** What is needed **
Show each line of the records below that contains the word "indicators".

[Layout element entries]
================================

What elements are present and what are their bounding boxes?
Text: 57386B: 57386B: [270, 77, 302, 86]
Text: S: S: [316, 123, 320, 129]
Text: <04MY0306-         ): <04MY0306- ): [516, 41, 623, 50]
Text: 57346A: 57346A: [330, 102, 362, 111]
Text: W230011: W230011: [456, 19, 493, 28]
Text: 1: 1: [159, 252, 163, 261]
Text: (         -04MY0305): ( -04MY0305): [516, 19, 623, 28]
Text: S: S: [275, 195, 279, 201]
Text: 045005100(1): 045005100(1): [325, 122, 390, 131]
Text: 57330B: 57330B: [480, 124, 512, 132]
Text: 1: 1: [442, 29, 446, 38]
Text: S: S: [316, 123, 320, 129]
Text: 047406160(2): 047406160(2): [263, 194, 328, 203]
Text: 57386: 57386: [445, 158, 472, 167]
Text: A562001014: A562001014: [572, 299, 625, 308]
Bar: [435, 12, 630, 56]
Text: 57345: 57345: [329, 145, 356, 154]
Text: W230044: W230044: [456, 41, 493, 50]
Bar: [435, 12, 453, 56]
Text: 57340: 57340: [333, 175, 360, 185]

================================

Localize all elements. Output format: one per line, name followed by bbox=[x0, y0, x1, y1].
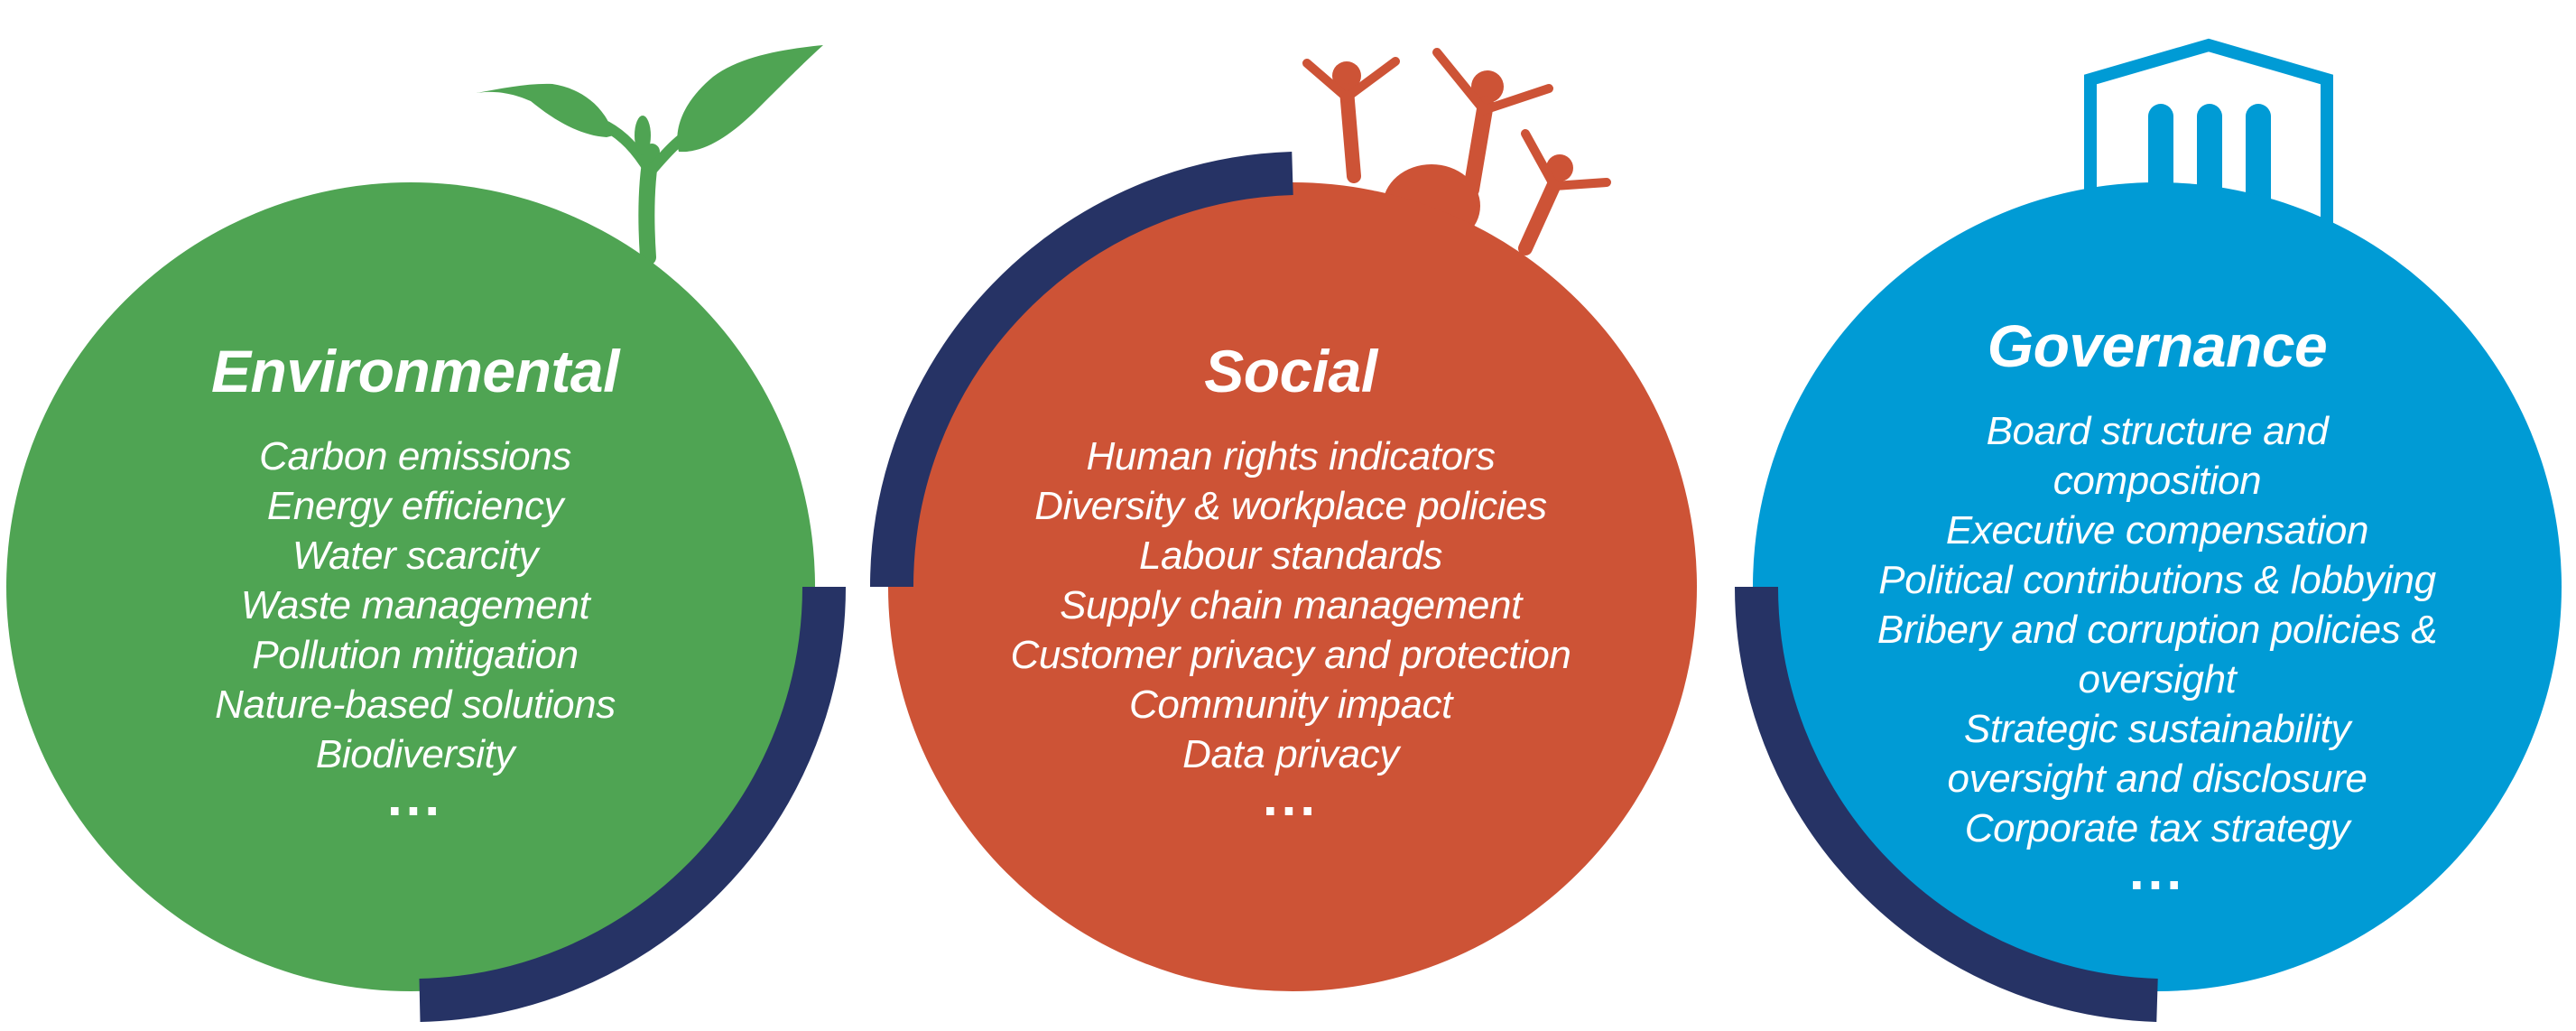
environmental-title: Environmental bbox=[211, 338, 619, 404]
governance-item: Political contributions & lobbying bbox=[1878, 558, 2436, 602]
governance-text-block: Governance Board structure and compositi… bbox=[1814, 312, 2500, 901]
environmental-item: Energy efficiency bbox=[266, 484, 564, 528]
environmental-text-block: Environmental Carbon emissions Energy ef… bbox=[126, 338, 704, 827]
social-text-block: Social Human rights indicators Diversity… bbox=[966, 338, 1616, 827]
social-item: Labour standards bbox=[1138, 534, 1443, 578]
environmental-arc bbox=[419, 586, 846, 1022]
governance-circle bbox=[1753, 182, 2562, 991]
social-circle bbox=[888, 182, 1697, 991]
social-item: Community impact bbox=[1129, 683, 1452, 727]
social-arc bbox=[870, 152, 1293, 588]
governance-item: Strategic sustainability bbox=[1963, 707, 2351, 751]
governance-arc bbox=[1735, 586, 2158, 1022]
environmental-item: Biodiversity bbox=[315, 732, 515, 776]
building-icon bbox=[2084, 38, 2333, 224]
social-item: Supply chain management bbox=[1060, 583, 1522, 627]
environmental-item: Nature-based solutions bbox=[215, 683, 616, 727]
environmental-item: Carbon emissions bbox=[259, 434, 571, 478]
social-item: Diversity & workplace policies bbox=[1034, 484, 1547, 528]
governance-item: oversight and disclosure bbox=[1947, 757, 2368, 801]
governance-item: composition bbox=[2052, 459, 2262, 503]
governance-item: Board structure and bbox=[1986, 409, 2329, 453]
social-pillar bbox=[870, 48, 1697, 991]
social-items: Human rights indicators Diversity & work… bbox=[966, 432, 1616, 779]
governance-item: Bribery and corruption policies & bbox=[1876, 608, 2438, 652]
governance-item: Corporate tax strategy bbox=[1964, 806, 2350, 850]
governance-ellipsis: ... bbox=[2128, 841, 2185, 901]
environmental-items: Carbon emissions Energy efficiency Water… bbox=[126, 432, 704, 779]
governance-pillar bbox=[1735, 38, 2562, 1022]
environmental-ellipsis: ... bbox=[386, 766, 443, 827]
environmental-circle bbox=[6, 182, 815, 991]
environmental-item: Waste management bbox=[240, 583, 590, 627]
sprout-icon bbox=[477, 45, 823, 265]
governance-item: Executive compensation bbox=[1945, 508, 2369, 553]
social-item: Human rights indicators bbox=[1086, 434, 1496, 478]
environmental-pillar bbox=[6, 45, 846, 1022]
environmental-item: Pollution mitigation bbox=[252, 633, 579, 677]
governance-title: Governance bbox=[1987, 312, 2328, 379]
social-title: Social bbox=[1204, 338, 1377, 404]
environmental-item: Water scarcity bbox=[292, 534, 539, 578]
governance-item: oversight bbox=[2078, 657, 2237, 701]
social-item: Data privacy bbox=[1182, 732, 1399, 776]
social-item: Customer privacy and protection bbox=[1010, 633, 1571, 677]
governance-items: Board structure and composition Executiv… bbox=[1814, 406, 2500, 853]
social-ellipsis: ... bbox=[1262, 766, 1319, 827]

================================

** Final result **
social-text-block: Social Human rights indicators Diversity… bbox=[966, 338, 1616, 827]
social-items: Human rights indicators Diversity & work… bbox=[966, 432, 1616, 779]
social-item: Human rights indicators bbox=[1086, 434, 1496, 478]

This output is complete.